AIM OF THE EXERCISE -> Extract the listing in its entirety, keeping each line identical to the original.
**** WORKING DATA
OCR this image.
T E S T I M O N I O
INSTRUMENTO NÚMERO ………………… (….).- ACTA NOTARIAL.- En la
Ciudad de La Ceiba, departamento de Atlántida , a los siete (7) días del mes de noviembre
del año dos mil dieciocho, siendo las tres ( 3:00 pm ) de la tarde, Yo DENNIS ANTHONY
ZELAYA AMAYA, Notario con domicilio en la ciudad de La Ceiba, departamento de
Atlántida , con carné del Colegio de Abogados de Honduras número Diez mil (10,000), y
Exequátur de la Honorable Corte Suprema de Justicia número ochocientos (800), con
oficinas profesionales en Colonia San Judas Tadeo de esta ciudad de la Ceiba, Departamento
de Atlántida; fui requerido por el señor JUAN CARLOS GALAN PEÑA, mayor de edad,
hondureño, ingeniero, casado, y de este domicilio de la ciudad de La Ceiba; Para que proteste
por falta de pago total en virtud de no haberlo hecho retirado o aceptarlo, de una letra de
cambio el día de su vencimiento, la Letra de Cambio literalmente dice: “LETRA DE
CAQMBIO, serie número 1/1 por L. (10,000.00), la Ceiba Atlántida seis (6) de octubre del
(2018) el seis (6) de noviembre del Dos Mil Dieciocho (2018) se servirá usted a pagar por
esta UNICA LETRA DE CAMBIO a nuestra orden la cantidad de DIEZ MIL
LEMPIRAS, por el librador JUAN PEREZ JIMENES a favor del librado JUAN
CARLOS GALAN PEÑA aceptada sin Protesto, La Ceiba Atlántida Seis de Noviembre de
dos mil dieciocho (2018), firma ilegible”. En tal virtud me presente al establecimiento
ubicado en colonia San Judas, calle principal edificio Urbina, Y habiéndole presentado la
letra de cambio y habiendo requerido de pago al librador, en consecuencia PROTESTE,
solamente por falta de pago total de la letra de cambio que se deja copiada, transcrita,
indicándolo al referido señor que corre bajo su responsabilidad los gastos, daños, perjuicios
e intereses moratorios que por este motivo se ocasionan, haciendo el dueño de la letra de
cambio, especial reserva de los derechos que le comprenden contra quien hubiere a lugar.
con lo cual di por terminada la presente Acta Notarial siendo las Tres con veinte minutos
********
RESULT FOR THIS TASK ->
OCR this image.
T E S T I M O N I O
INSTRUMENTO NÚMERO ………………… (….).- ACTA NOTARIAL.- En la
Ciudad de La Ceiba, departamento de Atlántida , a los siete (7) días del mes de noviembre
del año dos mil dieciocho, siendo las tres ( 3:00 pm ) de la tarde, Yo DENNIS ANTHONY
ZELAYA AMAYA, Notario con domicilio en la ciudad de La Ceiba, departamento de
Atlántida , con carné del Colegio de Abogados de Honduras número Diez mil (10,000), y
Exequátur de la Honorable Corte Suprema de Justicia número ochocientos (800), con
oficinas profesionales en Colonia San Judas Tadeo de esta ciudad de la Ceiba, Departamento
de Atlántida; fui requerido por el señor JUAN CARLOS GALAN PEÑA, mayor de edad,
hondureño, ingeniero, casado, y de este domicilio de la ciudad de La Ceiba; Para que proteste
por falta de pago total en virtud de no haberlo hecho retirado o aceptarlo, de una letra de
cambio el día de su vencimiento, la Letra de Cambio literalmente dice: “LETRA DE
CAQMBIO, serie número 1/1 por L. (10,000.00), la Ceiba Atlántida seis (6) de octubre del
(2018) el seis (6) de noviembre del Dos Mil Dieciocho (2018) se servirá usted a pagar por
esta UNICA LETRA DE CAMBIO a nuestra orden la cantidad de DIEZ MIL
LEMPIRAS, por el librador JUAN PEREZ JIMENES a favor del librado JUAN
CARLOS GALAN PEÑA aceptada sin Protesto, La Ceiba Atlántida Seis de Noviembre de
dos mil dieciocho (2018), firma ilegible”. En tal virtud me presente al establecimiento
ubicado en colonia San Judas, calle principal edificio Urbina, Y habiéndole presentado la
letra de cambio y habiendo requerido de pago al librador, en consecuencia PROTESTE,
solamente por falta de pago total de la letra de cambio que se deja copiada, transcrita,
indicándolo al referido señor que corre bajo su responsabilidad los gastos, daños, perjuicios
e intereses moratorios que por este motivo se ocasionan, haciendo el dueño de la letra de
cambio, especial reserva de los derechos que le comprenden contra quien hubiere a lugar.
con lo cual di por terminada la presente Acta Notarial siendo las Tres con veinte minutos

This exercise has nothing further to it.